Determine which lines of the records include the word "with", and copy them.

** START **

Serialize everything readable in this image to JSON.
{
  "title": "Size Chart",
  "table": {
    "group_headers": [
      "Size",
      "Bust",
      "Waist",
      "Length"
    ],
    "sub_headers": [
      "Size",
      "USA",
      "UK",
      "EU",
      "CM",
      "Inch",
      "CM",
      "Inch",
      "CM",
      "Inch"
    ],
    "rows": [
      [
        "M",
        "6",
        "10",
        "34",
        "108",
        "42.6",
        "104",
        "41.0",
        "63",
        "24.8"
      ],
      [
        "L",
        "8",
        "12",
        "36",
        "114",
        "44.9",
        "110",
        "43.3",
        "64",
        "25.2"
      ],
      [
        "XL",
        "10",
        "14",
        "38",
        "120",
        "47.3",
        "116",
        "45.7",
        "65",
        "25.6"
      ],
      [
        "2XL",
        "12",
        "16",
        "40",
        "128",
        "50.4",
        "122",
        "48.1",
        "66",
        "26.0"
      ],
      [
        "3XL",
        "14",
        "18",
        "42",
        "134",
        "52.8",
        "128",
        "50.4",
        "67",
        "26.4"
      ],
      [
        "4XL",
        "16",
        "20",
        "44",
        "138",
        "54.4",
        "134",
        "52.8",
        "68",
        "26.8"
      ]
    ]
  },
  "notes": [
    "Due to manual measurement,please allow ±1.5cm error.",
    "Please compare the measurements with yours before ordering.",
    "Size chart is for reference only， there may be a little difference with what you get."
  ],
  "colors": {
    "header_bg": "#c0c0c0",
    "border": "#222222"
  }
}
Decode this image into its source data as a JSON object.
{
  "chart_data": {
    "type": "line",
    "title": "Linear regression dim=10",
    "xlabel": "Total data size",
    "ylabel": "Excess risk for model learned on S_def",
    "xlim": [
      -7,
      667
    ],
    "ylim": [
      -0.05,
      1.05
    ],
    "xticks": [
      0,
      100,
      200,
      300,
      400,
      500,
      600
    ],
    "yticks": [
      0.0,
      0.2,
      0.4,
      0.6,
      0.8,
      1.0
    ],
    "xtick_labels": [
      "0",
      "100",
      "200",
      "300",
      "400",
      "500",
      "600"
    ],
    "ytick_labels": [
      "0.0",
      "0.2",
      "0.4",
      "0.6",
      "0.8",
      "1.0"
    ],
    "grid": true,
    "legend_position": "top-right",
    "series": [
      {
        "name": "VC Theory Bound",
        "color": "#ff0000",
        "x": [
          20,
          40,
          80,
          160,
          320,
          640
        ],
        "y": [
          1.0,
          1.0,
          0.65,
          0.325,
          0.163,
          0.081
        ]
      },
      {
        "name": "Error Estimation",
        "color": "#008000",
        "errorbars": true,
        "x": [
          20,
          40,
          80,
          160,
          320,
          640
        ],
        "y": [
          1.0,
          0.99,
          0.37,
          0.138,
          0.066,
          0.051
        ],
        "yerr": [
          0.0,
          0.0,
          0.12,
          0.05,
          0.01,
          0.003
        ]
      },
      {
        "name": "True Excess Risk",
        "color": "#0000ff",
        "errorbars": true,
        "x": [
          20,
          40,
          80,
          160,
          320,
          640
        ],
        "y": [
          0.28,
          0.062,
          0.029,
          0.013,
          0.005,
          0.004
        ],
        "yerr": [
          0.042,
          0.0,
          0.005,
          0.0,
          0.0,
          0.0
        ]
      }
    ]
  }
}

** END **

* Reply *
    "Please compare the measurements with yours before ordering.",
    "Size chart is for reference only， there may be a little difference with what you get."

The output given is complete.